>> START DATA EXTRACT

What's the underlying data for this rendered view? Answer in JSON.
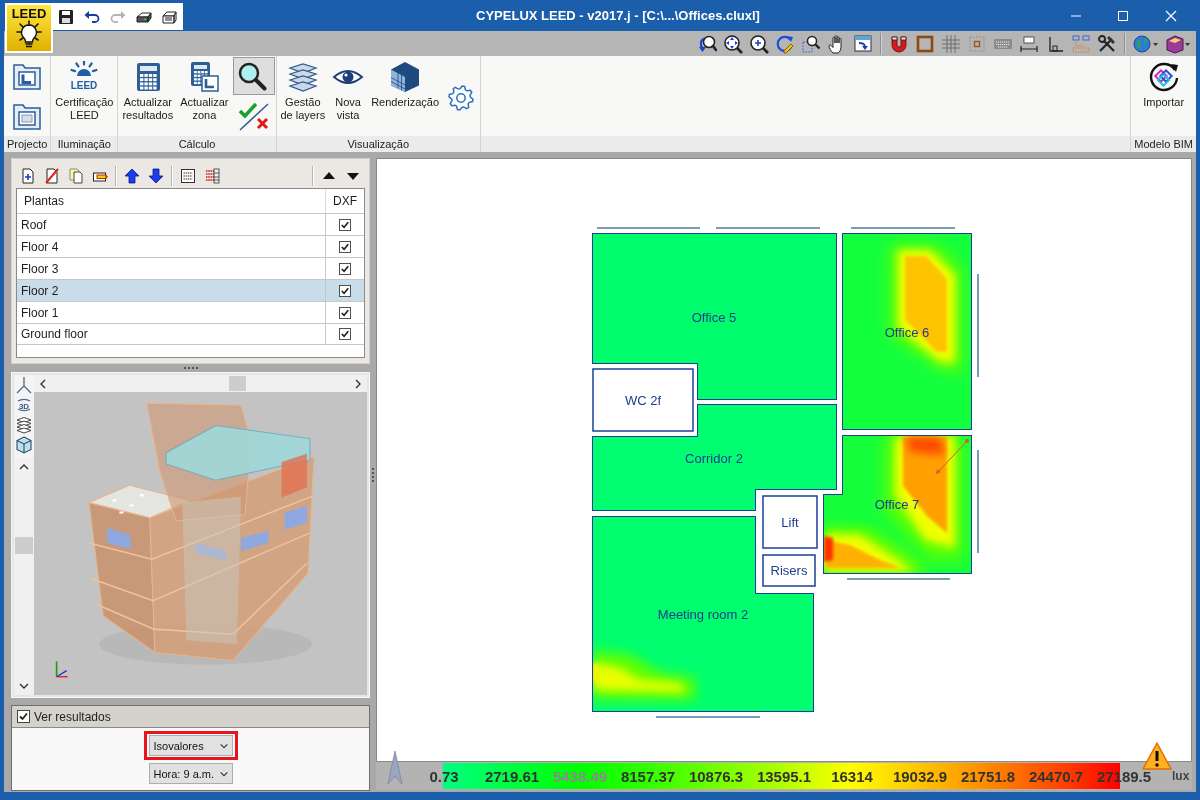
{
  "window": {
    "title": "CYPELUX LEED - v2017.j - [C:\\...\\Offices.cluxl]"
  },
  "logo": {
    "text": "LEED"
  },
  "quick_access": {
    "save": {
      "disabled": false
    },
    "undo": {
      "disabled": false
    },
    "redo": {
      "disabled": true
    },
    "print": {
      "disabled": false
    },
    "print_preview": {
      "disabled": false
    }
  },
  "ribbon": {
    "groups": [
      {
        "label": "Projecto",
        "buttons": [
          {
            "kind": "plan-open"
          },
          {
            "kind": "plan-blank"
          }
        ]
      },
      {
        "label": "Iluminação",
        "buttons": [
          {
            "kind": "leed",
            "badge": "LEED",
            "label": [
              "Certificação",
              "LEED"
            ]
          }
        ]
      },
      {
        "label": "Cálculo",
        "buttons": [
          {
            "kind": "calculator",
            "label": [
              "Actualizar",
              "resultados"
            ]
          },
          {
            "kind": "calculator-zone",
            "label": [
              "Actualizar",
              "zona"
            ]
          },
          {
            "kind": "magnifier",
            "pressed": true
          },
          {
            "kind": "check-cross"
          }
        ]
      },
      {
        "label": "Visualização",
        "buttons": [
          {
            "kind": "layers",
            "label": [
              "Gestão",
              "de layers"
            ]
          },
          {
            "kind": "eye",
            "label": [
              "Nova",
              "vista"
            ]
          },
          {
            "kind": "render",
            "label": [
              "Renderização"
            ]
          },
          {
            "kind": "gear"
          }
        ]
      },
      {
        "label": "Modelo BIM",
        "buttons": [
          {
            "kind": "import",
            "label": [
              "Importar"
            ]
          }
        ]
      }
    ]
  },
  "floors": {
    "columns": [
      "Plantas",
      "DXF"
    ],
    "rows": [
      {
        "name": "Roof",
        "dxf": true,
        "selected": false
      },
      {
        "name": "Floor 4",
        "dxf": true,
        "selected": false
      },
      {
        "name": "Floor 3",
        "dxf": true,
        "selected": false
      },
      {
        "name": "Floor 2",
        "dxf": true,
        "selected": true
      },
      {
        "name": "Floor 1",
        "dxf": true,
        "selected": false
      },
      {
        "name": "Ground floor",
        "dxf": true,
        "selected": false
      }
    ]
  },
  "view_3d": {
    "badge": "3D"
  },
  "results": {
    "show": {
      "label": "Ver resultados",
      "checked": true
    },
    "mode": {
      "value": "Isovalores",
      "highlighted": true
    },
    "hour": {
      "value": "Hora: 9 a.m.",
      "highlighted": false
    }
  },
  "plan": {
    "rooms": [
      {
        "name": "Office 5",
        "kind": "heatmap"
      },
      {
        "name": "Office 6",
        "kind": "heatmap"
      },
      {
        "name": "WC 2f",
        "kind": "plain"
      },
      {
        "name": "Corridor 2",
        "kind": "heatmap"
      },
      {
        "name": "Office 7",
        "kind": "heatmap"
      },
      {
        "name": "Lift",
        "kind": "plain"
      },
      {
        "name": "Risers",
        "kind": "plain"
      },
      {
        "name": "Meeting room 2",
        "kind": "heatmap"
      }
    ]
  },
  "legend": {
    "labels": [
      {
        "text": "0.73",
        "muted": false
      },
      {
        "text": "2719.61",
        "muted": false
      },
      {
        "text": "5438.49",
        "muted": true
      },
      {
        "text": "8157.37",
        "muted": false
      },
      {
        "text": "10876.3",
        "muted": false
      },
      {
        "text": "13595.1",
        "muted": false
      },
      {
        "text": "16314",
        "muted": false
      },
      {
        "text": "19032.9",
        "muted": false
      },
      {
        "text": "21751.8",
        "muted": false
      },
      {
        "text": "24470.7",
        "muted": false
      },
      {
        "text": "27189.5",
        "muted": false
      }
    ],
    "unit": "lux"
  }
}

>> END DATA EXTRACT

- THE TASK -
Return the full material word for word. Do not include the pictures.

- THE SOLUTION -
What's the underlying data for this rendered view? Answer in JSON.
{
  "window": {
    "title": "CYPELUX LEED - v2017.j - [C:\\...\\Offices.cluxl]"
  },
  "logo": {
    "text": "LEED"
  },
  "quick_access": {
    "save": {
      "disabled": false
    },
    "undo": {
      "disabled": false
    },
    "redo": {
      "disabled": true
    },
    "print": {
      "disabled": false
    },
    "print_preview": {
      "disabled": false
    }
  },
  "ribbon": {
    "groups": [
      {
        "label": "Projecto",
        "buttons": [
          {
            "kind": "plan-open"
          },
          {
            "kind": "plan-blank"
          }
        ]
      },
      {
        "label": "Iluminação",
        "buttons": [
          {
            "kind": "leed",
            "badge": "LEED",
            "label": [
              "Certificação",
              "LEED"
            ]
          }
        ]
      },
      {
        "label": "Cálculo",
        "buttons": [
          {
            "kind": "calculator",
            "label": [
              "Actualizar",
              "resultados"
            ]
          },
          {
            "kind": "calculator-zone",
            "label": [
              "Actualizar",
              "zona"
            ]
          },
          {
            "kind": "magnifier",
            "pressed": true
          },
          {
            "kind": "check-cross"
          }
        ]
      },
      {
        "label": "Visualização",
        "buttons": [
          {
            "kind": "layers",
            "label": [
              "Gestão",
              "de layers"
            ]
          },
          {
            "kind": "eye",
            "label": [
              "Nova",
              "vista"
            ]
          },
          {
            "kind": "render",
            "label": [
              "Renderização"
            ]
          },
          {
            "kind": "gear"
          }
        ]
      },
      {
        "label": "Modelo BIM",
        "buttons": [
          {
            "kind": "import",
            "label": [
              "Importar"
            ]
          }
        ]
      }
    ]
  },
  "floors": {
    "columns": [
      "Plantas",
      "DXF"
    ],
    "rows": [
      {
        "name": "Roof",
        "dxf": true,
        "selected": false
      },
      {
        "name": "Floor 4",
        "dxf": true,
        "selected": false
      },
      {
        "name": "Floor 3",
        "dxf": true,
        "selected": false
      },
      {
        "name": "Floor 2",
        "dxf": true,
        "selected": true
      },
      {
        "name": "Floor 1",
        "dxf": true,
        "selected": false
      },
      {
        "name": "Ground floor",
        "dxf": true,
        "selected": false
      }
    ]
  },
  "view_3d": {
    "badge": "3D"
  },
  "results": {
    "show": {
      "label": "Ver resultados",
      "checked": true
    },
    "mode": {
      "value": "Isovalores",
      "highlighted": true
    },
    "hour": {
      "value": "Hora: 9 a.m.",
      "highlighted": false
    }
  },
  "plan": {
    "rooms": [
      {
        "name": "Office 5",
        "kind": "heatmap"
      },
      {
        "name": "Office 6",
        "kind": "heatmap"
      },
      {
        "name": "WC 2f",
        "kind": "plain"
      },
      {
        "name": "Corridor 2",
        "kind": "heatmap"
      },
      {
        "name": "Office 7",
        "kind": "heatmap"
      },
      {
        "name": "Lift",
        "kind": "plain"
      },
      {
        "name": "Risers",
        "kind": "plain"
      },
      {
        "name": "Meeting room 2",
        "kind": "heatmap"
      }
    ]
  },
  "legend": {
    "labels": [
      {
        "text": "0.73",
        "muted": false
      },
      {
        "text": "2719.61",
        "muted": false
      },
      {
        "text": "5438.49",
        "muted": true
      },
      {
        "text": "8157.37",
        "muted": false
      },
      {
        "text": "10876.3",
        "muted": false
      },
      {
        "text": "13595.1",
        "muted": false
      },
      {
        "text": "16314",
        "muted": false
      },
      {
        "text": "19032.9",
        "muted": false
      },
      {
        "text": "21751.8",
        "muted": false
      },
      {
        "text": "24470.7",
        "muted": false
      },
      {
        "text": "27189.5",
        "muted": false
      }
    ],
    "unit": "lux"
  }
}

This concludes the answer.